STATED GOAL: Filter these entries, keeping only lines that hold the word "username".
━━━ RECORD EXCERPTS ━━━
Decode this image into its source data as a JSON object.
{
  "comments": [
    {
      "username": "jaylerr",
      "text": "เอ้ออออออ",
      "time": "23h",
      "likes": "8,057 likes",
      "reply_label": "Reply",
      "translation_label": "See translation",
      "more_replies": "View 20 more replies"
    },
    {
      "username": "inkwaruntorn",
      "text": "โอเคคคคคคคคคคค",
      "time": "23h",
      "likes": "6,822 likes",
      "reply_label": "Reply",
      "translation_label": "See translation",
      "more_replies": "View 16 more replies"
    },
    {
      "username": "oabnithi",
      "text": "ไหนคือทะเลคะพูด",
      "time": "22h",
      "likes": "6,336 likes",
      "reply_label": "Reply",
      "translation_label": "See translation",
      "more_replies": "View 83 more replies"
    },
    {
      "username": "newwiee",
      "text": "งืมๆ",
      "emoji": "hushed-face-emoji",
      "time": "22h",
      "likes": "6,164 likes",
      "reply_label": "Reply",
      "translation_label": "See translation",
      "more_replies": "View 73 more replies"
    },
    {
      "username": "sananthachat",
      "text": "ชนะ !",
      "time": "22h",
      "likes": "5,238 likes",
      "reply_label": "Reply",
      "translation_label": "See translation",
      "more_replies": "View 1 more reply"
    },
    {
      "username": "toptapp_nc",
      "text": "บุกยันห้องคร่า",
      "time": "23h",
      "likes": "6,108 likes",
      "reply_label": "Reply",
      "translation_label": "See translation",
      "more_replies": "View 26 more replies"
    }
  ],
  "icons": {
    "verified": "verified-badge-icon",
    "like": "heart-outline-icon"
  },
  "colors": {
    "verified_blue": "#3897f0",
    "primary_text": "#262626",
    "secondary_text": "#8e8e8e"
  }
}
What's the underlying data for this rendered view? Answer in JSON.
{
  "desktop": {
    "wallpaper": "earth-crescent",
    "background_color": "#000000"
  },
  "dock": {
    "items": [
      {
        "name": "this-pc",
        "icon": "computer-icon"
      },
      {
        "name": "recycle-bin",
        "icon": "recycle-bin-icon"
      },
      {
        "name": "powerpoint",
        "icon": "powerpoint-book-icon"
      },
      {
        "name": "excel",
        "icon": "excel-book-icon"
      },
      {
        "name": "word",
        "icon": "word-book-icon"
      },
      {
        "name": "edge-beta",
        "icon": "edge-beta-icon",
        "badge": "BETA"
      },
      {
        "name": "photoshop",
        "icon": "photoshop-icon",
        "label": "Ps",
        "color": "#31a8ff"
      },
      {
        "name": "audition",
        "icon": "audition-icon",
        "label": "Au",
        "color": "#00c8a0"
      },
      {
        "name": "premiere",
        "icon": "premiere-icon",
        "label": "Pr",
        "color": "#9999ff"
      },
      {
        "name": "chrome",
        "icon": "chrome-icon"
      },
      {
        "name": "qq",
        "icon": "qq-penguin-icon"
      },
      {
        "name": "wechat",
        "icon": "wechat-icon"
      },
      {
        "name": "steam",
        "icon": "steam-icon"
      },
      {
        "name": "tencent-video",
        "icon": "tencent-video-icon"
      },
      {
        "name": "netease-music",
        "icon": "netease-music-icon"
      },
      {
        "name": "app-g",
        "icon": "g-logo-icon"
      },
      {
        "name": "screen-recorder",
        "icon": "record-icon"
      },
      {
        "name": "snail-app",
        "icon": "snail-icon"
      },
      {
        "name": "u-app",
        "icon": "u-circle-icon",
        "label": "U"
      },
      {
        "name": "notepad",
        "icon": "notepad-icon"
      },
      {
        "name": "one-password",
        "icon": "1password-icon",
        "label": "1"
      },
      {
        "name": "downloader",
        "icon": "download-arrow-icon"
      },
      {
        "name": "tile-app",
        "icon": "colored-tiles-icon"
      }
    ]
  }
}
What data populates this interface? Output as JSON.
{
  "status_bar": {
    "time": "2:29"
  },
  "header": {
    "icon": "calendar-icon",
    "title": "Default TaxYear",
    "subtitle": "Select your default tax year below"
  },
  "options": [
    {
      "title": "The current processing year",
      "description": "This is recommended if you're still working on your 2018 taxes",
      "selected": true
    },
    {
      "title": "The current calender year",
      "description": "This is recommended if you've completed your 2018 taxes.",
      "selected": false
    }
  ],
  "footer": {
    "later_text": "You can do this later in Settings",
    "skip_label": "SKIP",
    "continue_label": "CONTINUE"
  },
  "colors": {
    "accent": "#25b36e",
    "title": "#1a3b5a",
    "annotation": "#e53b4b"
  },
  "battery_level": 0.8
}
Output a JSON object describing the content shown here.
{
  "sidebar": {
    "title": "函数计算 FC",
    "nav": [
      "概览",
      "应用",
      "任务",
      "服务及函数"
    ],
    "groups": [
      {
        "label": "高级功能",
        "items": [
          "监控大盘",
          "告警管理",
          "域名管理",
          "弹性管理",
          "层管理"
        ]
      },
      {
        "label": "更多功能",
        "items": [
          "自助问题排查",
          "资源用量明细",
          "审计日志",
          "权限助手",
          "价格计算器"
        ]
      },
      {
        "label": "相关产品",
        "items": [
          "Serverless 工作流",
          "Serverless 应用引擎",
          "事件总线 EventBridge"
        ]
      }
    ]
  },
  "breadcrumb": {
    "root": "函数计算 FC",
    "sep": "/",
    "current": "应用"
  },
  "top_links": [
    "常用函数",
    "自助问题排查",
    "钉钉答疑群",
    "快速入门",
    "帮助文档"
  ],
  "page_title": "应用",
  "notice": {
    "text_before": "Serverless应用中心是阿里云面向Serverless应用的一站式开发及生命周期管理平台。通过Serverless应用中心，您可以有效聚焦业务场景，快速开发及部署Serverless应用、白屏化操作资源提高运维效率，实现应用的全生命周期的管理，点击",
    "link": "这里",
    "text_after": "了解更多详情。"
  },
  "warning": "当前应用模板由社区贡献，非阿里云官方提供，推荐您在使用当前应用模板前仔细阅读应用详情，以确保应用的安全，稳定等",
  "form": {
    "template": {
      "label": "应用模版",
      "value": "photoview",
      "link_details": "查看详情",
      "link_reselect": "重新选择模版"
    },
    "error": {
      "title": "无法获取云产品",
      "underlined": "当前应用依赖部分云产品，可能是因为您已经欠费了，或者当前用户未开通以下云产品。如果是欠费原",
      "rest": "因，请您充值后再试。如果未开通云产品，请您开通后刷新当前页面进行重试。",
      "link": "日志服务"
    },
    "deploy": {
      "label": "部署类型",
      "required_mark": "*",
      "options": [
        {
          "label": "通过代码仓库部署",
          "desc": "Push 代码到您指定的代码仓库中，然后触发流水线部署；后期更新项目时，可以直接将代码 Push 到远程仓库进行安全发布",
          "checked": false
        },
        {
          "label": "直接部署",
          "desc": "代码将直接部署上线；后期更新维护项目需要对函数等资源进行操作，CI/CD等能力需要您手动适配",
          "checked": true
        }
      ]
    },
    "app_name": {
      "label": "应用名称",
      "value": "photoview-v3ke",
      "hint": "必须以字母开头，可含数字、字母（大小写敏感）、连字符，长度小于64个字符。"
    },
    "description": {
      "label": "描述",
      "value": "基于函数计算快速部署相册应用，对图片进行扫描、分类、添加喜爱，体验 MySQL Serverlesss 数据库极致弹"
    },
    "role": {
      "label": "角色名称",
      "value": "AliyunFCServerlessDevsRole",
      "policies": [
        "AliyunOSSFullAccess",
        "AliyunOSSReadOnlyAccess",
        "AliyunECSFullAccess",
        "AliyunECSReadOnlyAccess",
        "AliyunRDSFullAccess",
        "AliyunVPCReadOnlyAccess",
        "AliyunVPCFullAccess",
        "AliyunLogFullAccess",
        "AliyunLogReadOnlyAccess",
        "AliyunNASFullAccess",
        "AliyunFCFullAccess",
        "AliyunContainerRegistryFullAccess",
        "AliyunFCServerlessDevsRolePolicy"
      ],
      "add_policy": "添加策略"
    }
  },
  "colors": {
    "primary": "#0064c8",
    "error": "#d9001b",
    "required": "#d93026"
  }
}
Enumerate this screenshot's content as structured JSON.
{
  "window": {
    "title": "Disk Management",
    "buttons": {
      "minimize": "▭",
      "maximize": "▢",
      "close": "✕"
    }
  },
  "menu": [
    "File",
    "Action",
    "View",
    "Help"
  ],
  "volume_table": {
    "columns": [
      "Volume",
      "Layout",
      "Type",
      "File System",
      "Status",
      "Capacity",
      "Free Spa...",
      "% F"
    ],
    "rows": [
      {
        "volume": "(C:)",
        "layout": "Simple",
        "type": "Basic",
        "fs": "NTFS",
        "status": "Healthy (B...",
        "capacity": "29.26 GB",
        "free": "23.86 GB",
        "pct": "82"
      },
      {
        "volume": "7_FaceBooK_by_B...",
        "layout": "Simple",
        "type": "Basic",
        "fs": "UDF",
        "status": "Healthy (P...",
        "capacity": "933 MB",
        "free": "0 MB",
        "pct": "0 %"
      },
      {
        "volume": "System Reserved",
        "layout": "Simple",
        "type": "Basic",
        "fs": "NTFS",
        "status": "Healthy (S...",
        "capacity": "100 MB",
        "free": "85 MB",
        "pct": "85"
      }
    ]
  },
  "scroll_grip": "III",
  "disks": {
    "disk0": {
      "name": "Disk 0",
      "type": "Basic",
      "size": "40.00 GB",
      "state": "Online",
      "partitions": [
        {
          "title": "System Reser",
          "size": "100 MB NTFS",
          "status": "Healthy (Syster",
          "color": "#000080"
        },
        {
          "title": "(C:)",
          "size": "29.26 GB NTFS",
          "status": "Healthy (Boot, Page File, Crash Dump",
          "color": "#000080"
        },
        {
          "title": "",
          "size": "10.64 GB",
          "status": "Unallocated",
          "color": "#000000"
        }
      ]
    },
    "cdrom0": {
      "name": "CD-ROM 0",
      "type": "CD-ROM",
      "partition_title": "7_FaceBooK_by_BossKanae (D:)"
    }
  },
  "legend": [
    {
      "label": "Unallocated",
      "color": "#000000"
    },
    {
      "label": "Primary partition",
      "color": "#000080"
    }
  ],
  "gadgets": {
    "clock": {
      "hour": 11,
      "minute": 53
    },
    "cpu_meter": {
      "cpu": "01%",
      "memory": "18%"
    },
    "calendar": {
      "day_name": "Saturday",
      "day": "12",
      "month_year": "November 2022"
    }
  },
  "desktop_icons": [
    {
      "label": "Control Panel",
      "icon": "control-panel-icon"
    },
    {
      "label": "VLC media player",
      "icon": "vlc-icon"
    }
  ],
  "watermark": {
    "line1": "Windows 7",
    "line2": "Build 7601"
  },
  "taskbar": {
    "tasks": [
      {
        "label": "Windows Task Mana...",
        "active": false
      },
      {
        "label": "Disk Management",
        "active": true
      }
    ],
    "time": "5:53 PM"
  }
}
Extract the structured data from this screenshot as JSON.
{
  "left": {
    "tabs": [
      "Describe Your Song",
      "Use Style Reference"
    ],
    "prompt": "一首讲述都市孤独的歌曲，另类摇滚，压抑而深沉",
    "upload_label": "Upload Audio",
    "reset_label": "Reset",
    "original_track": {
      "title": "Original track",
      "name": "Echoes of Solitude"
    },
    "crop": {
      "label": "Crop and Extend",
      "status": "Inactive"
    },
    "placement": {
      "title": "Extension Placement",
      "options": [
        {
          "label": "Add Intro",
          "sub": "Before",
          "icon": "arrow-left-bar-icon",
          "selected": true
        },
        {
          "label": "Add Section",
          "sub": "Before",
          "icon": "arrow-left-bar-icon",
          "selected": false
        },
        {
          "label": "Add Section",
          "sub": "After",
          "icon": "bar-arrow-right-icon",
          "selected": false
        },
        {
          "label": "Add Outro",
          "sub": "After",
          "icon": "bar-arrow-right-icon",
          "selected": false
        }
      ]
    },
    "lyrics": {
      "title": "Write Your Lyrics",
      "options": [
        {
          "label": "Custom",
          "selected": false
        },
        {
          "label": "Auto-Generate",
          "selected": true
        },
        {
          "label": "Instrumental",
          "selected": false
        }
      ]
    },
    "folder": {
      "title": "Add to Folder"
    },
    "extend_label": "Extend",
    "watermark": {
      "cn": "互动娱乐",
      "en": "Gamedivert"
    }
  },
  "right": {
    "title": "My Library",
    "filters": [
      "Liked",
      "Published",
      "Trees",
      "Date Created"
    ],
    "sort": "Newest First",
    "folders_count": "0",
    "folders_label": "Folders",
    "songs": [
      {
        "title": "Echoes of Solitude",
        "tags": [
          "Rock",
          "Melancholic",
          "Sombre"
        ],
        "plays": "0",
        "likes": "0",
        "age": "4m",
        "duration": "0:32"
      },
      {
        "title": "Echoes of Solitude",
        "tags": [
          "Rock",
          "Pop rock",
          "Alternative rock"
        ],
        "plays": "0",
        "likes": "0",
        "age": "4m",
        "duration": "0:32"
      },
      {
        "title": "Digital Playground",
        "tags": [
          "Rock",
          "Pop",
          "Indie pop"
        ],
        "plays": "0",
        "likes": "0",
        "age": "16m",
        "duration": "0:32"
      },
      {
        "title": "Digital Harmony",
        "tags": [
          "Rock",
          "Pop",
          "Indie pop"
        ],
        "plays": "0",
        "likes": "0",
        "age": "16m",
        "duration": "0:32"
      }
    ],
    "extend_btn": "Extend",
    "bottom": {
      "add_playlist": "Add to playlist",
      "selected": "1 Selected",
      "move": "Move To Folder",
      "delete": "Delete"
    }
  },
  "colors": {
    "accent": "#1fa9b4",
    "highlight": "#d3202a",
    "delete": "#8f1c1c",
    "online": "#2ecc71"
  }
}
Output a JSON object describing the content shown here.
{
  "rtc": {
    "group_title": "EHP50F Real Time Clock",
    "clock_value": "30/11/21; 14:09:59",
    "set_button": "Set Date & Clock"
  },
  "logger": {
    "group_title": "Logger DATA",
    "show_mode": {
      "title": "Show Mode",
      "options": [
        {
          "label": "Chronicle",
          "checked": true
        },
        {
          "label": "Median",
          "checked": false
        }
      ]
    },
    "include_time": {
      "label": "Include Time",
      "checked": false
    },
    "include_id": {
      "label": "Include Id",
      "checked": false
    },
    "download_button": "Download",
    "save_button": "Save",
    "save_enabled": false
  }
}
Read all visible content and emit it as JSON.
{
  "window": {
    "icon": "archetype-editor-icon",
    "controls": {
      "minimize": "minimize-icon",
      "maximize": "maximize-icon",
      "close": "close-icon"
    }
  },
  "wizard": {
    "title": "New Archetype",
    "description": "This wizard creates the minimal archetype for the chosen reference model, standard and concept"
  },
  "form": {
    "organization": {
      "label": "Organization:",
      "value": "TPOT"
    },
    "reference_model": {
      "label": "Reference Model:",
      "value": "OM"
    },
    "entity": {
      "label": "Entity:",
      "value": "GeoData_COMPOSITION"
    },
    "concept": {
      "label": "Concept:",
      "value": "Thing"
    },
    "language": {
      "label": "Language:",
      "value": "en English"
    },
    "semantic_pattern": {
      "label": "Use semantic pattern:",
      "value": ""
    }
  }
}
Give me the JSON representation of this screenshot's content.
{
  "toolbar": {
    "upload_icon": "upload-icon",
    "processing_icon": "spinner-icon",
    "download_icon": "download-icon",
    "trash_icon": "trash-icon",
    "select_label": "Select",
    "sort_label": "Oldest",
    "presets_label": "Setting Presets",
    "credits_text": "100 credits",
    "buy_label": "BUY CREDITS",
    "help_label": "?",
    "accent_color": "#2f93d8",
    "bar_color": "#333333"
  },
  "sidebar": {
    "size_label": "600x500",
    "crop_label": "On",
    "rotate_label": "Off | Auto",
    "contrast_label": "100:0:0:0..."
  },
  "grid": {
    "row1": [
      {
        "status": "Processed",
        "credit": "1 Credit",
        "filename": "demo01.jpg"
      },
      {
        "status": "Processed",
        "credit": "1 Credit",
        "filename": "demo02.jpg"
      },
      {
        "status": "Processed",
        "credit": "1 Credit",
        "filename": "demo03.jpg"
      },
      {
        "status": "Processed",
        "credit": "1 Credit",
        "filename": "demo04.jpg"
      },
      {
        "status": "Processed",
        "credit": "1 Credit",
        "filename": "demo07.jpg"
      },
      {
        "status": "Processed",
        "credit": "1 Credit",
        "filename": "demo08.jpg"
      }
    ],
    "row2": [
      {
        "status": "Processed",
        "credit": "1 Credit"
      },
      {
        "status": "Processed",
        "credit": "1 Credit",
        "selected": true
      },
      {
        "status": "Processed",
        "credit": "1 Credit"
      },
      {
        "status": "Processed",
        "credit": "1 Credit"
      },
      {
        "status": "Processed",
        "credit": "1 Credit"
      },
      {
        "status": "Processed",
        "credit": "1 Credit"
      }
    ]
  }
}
━━━
SOLUTION TO THIS TASK:
      "username": "jaylerr",
      "username": "inkwaruntorn",
      "username": "oabnithi",
      "username": "newwiee",
      "username": "sananthachat",
      "username": "toptapp_nc",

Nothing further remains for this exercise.